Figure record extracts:
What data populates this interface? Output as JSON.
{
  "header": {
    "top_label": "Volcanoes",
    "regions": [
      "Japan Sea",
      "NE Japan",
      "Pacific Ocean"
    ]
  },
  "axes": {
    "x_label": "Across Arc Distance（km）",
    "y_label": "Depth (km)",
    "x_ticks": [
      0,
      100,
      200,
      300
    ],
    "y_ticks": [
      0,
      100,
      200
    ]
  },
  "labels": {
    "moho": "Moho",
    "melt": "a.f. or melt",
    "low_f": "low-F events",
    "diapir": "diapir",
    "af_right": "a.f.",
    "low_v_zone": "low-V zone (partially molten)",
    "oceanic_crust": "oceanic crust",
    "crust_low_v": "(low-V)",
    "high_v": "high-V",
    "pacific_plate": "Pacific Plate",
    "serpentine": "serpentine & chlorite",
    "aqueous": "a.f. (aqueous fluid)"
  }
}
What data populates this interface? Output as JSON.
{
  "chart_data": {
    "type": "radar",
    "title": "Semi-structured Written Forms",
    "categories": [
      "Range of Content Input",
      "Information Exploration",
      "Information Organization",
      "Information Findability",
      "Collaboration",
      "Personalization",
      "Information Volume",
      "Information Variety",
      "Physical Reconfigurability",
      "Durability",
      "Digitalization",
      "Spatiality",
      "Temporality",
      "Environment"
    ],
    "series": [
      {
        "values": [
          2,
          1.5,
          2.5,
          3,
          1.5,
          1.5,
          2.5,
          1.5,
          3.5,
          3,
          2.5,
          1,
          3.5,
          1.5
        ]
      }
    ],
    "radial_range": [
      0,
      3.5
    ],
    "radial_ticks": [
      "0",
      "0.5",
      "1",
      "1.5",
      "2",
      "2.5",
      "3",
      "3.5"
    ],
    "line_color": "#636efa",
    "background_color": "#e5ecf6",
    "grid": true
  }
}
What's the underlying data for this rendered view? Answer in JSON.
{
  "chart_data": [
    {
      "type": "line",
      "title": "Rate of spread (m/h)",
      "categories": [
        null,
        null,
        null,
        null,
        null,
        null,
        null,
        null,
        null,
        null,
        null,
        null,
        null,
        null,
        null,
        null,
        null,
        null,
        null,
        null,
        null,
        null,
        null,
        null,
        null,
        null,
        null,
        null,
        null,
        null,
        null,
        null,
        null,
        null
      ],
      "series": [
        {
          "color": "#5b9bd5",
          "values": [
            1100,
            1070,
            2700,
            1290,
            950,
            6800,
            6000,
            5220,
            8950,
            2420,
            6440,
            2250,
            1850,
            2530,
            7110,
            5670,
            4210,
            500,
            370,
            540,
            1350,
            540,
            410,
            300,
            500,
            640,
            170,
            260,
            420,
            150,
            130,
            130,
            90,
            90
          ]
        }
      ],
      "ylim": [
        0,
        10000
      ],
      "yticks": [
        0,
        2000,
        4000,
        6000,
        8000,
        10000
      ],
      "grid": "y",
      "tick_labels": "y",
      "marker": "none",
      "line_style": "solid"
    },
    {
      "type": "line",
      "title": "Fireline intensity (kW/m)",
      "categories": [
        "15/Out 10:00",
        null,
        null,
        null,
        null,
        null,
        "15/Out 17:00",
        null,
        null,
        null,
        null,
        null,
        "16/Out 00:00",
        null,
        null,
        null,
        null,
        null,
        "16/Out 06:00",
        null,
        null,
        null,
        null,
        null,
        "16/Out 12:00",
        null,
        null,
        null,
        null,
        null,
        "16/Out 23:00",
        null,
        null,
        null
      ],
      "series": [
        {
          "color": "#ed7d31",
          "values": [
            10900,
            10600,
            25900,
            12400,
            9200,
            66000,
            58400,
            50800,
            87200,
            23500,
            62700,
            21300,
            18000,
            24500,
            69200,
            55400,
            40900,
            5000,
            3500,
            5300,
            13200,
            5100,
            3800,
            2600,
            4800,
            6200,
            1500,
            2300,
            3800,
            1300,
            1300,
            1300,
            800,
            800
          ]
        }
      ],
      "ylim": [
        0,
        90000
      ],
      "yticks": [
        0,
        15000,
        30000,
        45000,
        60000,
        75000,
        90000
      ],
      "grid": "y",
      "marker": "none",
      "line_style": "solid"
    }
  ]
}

- PROBLEM DETAILS -
Show the lines where the word "Pacific" appears in the entries.

- EXERCISE SOLUTION -
      "Pacific Ocean"
    "pacific_plate": "Pacific Plate",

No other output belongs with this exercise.